STATED PROBLEM> Every line that holds the string "association" is to be identified and copied.

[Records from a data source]
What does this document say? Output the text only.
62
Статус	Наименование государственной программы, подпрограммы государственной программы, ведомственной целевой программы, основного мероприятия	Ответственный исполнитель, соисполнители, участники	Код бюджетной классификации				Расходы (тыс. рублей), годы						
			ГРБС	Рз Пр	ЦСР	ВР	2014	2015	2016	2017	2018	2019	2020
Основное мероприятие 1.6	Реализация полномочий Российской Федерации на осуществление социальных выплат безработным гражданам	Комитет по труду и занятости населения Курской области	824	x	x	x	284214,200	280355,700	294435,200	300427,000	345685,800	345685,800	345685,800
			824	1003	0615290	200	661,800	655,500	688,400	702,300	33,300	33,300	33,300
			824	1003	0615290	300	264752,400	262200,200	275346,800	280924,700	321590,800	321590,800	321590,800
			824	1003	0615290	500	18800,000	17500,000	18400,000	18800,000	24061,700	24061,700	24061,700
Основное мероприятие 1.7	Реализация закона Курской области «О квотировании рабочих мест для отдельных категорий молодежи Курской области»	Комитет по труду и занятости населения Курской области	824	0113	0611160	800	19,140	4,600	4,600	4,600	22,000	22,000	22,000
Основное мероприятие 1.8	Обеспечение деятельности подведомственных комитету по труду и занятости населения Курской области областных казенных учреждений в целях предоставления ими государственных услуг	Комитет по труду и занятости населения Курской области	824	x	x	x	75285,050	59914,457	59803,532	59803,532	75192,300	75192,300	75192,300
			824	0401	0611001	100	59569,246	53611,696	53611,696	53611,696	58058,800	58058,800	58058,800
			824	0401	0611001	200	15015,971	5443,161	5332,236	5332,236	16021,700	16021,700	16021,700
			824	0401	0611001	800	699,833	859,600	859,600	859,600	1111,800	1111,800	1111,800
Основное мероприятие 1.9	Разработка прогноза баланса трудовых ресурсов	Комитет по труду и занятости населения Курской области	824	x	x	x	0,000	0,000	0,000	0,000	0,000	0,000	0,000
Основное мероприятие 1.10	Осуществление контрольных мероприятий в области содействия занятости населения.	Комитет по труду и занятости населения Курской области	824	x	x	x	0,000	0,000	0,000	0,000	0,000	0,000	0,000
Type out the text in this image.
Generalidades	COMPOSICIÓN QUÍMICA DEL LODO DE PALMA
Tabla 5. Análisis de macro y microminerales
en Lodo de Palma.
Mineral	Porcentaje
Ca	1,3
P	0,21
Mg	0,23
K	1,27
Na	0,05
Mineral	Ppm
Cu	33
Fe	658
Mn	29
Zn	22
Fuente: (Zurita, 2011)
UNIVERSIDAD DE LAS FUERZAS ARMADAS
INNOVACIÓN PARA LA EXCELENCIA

...

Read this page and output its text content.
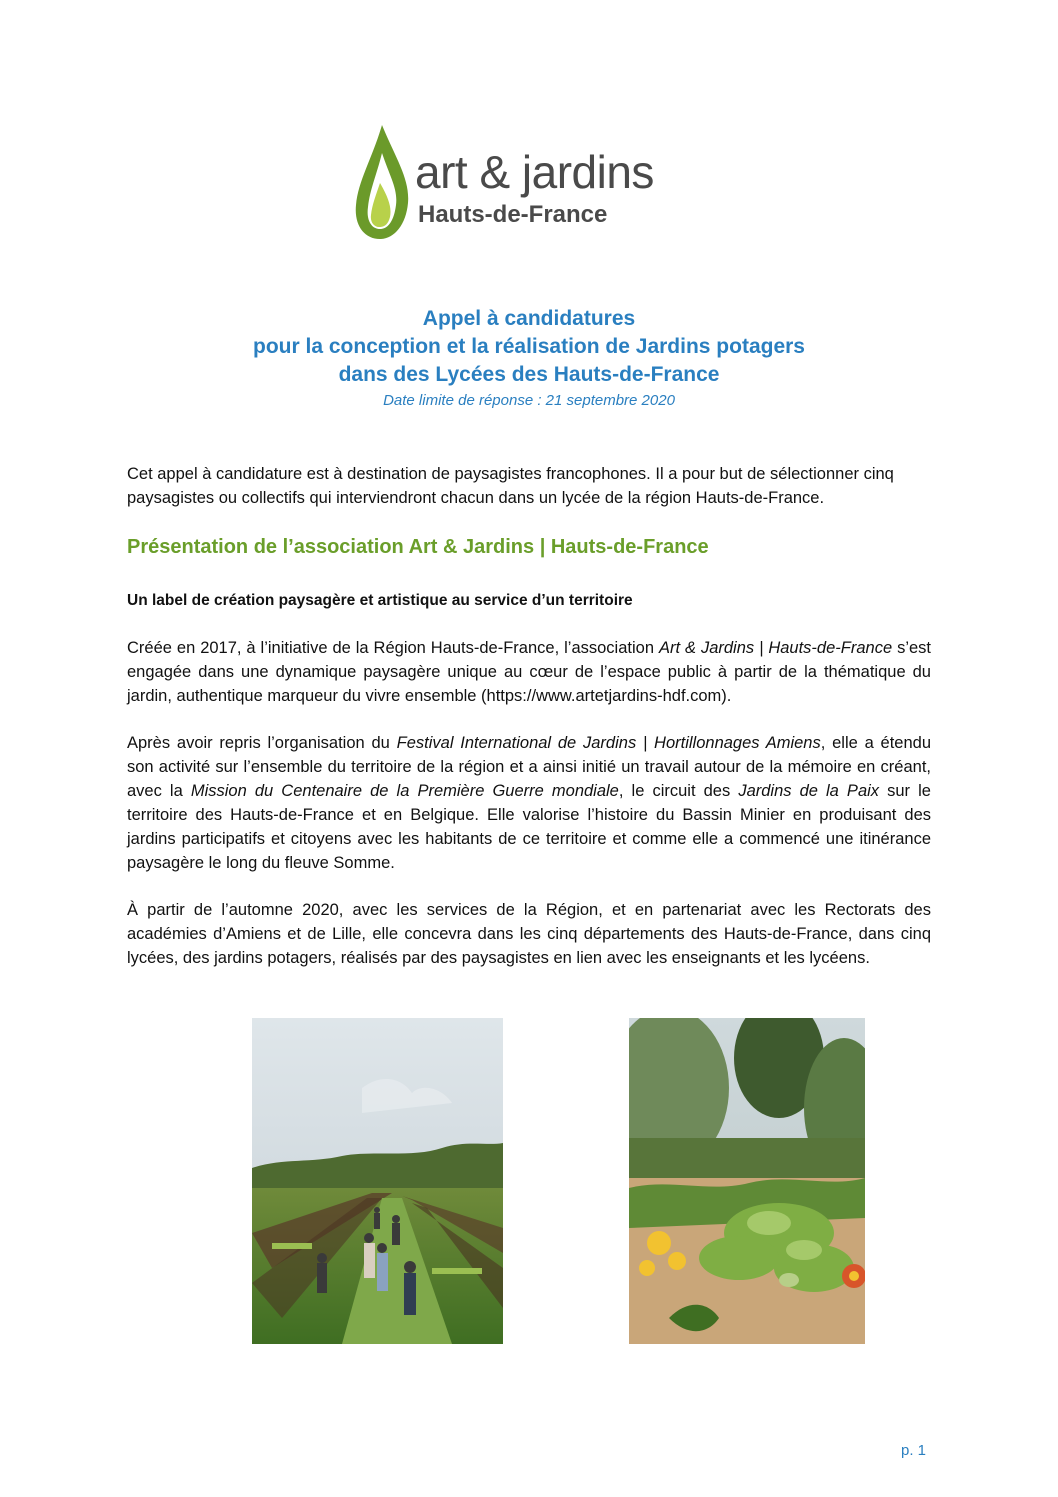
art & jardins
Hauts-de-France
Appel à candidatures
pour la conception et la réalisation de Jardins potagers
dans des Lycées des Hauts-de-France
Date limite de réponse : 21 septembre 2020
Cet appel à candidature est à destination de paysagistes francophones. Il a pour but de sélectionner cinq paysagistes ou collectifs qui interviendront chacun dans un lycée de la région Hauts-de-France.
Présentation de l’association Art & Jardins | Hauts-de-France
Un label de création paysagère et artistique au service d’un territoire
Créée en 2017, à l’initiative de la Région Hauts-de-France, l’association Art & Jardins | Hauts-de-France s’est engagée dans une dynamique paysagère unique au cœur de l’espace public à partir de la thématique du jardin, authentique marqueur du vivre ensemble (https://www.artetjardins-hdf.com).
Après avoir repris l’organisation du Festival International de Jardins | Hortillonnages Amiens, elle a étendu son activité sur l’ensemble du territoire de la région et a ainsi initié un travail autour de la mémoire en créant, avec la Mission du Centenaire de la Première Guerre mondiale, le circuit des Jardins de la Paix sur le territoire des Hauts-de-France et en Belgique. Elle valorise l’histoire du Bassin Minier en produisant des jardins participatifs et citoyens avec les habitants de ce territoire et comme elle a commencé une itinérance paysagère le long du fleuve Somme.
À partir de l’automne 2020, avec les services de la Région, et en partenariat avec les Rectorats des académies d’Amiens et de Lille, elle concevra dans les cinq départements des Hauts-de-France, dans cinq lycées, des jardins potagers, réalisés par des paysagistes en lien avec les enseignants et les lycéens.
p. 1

==

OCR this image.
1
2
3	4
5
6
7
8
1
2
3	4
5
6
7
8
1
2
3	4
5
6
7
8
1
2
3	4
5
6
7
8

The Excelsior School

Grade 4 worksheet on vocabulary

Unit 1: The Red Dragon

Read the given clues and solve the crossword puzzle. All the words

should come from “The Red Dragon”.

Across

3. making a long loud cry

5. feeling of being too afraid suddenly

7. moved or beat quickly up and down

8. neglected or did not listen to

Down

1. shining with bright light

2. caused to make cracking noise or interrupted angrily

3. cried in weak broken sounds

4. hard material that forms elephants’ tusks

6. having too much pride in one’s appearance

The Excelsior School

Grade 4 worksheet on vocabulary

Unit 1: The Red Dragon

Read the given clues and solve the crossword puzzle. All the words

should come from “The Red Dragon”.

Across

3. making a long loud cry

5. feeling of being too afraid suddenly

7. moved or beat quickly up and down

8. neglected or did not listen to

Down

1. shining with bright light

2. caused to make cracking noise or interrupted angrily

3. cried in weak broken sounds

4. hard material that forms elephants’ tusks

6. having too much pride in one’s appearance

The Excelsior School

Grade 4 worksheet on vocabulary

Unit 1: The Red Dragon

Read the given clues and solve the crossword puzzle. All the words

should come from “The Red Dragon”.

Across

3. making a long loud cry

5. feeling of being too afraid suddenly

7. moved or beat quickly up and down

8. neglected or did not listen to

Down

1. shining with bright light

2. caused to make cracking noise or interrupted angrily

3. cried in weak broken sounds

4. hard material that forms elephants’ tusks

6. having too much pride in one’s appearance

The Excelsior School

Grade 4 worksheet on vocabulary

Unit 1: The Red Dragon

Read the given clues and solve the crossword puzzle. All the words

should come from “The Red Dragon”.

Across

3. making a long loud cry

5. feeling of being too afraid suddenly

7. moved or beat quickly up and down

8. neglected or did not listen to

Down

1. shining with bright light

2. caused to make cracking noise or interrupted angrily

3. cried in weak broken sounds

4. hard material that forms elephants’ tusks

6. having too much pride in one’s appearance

EXPECTED OUTPUT>
Présentation de l’association Art & Jardins | Hauts-de-France
Créée en 2017, à l’initiative de la Région Hauts-de-France, l’association Art & Jardins | Hauts-de-France s’est engagée dans une dynamique paysagère unique au cœur de l’espace public à partir de la thématique du jardin, authentique marqueur du vivre ensemble (https://www.artetjardins-hdf.com).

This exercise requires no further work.